What the task requires — Pick out all lines with the word "title" from the records that follow.

Records to use —

━━━━

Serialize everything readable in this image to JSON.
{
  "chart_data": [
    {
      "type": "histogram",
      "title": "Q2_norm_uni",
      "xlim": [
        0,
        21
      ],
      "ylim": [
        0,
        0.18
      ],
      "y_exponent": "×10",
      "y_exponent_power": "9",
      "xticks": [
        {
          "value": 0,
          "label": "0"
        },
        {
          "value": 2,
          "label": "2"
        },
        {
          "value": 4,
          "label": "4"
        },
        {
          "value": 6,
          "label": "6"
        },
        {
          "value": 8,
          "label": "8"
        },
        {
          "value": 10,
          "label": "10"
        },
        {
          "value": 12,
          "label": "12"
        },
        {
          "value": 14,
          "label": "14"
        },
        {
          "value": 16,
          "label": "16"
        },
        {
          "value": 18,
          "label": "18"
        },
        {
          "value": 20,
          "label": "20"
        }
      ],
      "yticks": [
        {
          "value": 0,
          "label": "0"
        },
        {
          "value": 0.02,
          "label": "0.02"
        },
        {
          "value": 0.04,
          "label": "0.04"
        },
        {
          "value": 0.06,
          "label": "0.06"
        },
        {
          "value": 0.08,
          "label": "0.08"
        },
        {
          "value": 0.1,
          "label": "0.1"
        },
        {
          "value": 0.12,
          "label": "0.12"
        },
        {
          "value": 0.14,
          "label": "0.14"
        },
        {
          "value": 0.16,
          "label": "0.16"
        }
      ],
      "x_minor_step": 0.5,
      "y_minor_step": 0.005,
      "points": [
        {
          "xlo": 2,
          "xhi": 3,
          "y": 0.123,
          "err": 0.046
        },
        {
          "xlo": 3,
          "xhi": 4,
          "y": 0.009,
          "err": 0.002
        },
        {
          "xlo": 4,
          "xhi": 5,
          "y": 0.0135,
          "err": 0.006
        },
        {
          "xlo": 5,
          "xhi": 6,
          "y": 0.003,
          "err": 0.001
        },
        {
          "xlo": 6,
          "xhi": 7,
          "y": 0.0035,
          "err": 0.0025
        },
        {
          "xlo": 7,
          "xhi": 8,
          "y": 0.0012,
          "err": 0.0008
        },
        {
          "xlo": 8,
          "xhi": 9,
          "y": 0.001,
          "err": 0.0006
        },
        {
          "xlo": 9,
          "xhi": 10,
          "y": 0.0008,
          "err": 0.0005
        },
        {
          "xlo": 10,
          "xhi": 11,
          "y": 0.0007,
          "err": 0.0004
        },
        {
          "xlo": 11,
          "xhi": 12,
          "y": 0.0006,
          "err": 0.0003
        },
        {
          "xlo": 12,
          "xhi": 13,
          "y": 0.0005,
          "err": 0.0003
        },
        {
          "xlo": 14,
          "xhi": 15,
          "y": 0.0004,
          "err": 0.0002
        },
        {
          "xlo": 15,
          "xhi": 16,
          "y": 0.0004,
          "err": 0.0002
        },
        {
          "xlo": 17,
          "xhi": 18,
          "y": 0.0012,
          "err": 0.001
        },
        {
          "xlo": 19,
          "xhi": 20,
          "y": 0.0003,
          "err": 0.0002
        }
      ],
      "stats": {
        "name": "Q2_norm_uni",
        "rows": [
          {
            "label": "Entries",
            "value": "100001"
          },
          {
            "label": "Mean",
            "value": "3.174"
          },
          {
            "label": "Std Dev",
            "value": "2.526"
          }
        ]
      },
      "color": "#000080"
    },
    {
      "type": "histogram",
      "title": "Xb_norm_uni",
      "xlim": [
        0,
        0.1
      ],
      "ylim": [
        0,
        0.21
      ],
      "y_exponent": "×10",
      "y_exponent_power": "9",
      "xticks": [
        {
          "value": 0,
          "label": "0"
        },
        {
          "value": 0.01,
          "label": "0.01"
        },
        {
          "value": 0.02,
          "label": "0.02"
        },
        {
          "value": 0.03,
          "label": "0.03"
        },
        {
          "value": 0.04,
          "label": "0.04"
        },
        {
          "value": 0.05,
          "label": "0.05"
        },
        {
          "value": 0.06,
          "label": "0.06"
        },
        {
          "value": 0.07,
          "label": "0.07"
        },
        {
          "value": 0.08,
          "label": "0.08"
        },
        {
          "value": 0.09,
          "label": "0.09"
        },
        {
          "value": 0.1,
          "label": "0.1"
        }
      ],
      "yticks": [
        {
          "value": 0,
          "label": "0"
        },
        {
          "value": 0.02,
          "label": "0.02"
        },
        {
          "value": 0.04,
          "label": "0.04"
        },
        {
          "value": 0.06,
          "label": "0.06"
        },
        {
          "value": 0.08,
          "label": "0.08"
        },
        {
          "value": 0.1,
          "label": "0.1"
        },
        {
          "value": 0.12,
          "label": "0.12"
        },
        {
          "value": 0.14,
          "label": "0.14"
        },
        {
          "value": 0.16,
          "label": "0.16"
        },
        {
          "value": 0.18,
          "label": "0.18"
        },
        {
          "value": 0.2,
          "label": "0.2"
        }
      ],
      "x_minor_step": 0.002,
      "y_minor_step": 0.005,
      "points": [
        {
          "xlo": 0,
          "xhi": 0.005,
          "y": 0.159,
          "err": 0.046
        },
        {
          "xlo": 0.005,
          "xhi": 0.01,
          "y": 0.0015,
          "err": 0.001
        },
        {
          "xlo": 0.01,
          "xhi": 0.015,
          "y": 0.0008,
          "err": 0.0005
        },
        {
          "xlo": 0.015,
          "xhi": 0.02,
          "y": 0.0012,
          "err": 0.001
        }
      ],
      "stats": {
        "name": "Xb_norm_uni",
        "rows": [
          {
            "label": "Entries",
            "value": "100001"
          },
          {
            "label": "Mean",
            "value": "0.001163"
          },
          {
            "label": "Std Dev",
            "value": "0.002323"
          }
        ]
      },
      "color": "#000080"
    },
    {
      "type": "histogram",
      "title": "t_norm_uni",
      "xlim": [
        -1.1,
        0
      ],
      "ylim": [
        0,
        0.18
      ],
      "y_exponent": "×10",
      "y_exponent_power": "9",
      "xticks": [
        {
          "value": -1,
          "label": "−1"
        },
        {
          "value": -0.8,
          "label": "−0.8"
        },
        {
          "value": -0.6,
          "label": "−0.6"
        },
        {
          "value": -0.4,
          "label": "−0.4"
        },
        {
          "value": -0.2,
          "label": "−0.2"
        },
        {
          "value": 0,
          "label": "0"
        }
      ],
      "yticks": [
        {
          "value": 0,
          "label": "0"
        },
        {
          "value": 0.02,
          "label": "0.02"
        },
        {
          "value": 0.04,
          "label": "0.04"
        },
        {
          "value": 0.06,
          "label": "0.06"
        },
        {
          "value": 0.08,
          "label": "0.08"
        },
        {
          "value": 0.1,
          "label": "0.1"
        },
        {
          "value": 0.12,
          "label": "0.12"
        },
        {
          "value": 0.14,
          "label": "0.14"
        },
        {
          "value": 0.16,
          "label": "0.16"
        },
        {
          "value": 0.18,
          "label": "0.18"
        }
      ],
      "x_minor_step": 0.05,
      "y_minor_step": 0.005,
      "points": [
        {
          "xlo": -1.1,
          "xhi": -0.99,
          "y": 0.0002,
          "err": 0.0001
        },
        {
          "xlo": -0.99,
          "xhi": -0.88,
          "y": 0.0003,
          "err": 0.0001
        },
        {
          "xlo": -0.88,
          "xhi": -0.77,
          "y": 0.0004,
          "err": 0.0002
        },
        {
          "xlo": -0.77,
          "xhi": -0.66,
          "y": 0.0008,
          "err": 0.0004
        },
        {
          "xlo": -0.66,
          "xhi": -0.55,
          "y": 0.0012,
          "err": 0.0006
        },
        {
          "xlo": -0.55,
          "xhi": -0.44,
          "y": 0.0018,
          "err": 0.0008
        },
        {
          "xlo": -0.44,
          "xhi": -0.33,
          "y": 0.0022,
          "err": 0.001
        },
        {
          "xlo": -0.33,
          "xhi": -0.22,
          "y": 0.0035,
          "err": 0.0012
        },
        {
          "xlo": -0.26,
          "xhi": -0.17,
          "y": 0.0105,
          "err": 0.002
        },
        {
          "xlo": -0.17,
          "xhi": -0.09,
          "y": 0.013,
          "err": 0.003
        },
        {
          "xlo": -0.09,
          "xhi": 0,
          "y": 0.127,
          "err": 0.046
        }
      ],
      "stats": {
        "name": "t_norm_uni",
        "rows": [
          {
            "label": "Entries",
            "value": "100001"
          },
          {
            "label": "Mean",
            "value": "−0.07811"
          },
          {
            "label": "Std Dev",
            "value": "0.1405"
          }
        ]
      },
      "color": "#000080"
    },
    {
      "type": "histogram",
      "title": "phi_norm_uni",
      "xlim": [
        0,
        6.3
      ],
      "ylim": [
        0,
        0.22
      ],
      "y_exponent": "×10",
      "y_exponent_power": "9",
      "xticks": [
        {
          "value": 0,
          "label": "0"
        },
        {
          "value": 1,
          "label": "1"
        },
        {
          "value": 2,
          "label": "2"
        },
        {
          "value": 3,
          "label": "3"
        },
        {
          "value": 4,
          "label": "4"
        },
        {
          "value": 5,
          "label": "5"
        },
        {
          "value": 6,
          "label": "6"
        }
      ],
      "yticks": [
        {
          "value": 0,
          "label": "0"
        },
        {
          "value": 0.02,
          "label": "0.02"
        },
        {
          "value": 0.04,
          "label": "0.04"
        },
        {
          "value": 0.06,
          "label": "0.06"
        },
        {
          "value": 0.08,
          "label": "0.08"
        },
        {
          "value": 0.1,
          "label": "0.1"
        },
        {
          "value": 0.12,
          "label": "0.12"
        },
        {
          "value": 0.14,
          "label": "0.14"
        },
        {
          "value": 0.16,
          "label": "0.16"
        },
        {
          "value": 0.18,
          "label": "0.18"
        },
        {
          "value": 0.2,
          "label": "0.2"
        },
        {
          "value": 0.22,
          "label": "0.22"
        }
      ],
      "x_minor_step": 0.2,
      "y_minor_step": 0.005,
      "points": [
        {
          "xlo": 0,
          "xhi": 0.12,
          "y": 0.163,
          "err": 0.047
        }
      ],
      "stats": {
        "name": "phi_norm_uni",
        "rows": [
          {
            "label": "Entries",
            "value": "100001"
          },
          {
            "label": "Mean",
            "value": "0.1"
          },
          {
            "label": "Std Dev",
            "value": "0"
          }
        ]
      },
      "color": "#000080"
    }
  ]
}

━━━━

Task solution —
      "title": "Q2_norm_uni",
      "title": "Xb_norm_uni",
      "title": "t_norm_uni",
      "title": "phi_norm_uni",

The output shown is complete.